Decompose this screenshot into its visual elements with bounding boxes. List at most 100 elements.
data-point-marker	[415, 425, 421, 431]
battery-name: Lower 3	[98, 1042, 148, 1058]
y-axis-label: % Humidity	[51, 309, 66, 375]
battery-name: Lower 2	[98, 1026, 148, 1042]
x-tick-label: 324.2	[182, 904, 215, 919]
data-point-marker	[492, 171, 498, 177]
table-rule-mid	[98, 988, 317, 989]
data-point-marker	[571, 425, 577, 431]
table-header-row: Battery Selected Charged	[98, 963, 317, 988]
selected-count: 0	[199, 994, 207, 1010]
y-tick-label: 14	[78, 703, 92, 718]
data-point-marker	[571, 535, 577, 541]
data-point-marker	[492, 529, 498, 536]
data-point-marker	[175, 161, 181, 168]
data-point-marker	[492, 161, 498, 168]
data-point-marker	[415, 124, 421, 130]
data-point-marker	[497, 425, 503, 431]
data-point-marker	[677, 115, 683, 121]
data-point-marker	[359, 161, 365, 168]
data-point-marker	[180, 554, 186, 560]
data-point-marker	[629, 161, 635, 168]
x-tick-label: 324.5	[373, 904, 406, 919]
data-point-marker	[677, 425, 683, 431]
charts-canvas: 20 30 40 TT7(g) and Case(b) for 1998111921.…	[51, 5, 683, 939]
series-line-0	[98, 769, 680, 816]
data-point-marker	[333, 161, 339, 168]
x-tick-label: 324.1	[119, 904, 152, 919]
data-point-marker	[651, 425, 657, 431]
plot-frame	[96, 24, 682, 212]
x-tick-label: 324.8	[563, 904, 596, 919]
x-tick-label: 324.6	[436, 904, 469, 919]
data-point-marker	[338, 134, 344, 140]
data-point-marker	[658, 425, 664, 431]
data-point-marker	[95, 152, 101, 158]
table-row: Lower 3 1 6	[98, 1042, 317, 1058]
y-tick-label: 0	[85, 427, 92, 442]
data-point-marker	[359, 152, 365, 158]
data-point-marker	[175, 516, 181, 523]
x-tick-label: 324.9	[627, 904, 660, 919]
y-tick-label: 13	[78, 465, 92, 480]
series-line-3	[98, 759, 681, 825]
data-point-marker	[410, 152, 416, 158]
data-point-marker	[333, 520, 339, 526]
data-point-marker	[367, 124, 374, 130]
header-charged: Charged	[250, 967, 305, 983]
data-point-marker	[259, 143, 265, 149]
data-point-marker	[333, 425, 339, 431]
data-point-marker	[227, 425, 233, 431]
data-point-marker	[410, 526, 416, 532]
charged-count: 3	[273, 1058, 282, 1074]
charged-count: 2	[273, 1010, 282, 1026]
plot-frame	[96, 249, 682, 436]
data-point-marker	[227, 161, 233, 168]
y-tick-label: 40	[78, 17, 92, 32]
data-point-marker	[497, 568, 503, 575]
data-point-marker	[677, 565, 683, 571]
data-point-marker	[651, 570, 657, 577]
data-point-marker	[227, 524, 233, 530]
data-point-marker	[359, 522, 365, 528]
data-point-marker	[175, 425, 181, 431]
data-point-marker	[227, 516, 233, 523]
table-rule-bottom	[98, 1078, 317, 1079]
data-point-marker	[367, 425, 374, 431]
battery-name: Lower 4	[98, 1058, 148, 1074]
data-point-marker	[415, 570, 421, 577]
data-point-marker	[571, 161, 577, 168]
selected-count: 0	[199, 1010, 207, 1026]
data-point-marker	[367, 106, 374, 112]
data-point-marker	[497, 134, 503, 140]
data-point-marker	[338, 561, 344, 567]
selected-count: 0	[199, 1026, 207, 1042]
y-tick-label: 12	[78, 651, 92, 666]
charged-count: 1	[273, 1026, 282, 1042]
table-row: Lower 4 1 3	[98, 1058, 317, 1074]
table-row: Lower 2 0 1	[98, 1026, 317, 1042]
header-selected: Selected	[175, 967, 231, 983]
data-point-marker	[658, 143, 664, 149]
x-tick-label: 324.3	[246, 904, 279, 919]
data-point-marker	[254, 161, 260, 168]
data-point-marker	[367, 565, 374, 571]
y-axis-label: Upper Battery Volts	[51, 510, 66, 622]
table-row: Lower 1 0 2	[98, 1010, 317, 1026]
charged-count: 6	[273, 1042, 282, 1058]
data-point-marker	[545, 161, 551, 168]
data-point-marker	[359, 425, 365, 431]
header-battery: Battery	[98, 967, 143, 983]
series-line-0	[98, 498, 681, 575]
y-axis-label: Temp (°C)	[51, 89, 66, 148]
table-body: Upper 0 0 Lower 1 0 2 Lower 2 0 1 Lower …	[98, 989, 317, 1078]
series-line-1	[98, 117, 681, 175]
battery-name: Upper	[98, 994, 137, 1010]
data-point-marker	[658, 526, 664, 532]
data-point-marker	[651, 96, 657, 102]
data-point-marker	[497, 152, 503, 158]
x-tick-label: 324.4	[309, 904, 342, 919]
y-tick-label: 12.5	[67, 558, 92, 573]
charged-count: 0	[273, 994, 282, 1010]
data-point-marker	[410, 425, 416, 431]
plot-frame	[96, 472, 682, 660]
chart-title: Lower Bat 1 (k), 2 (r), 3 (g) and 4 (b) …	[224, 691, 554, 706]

= = =

§ Your goal
Give only the number of lines in the records that contain the string "frame".

§ Written answer
3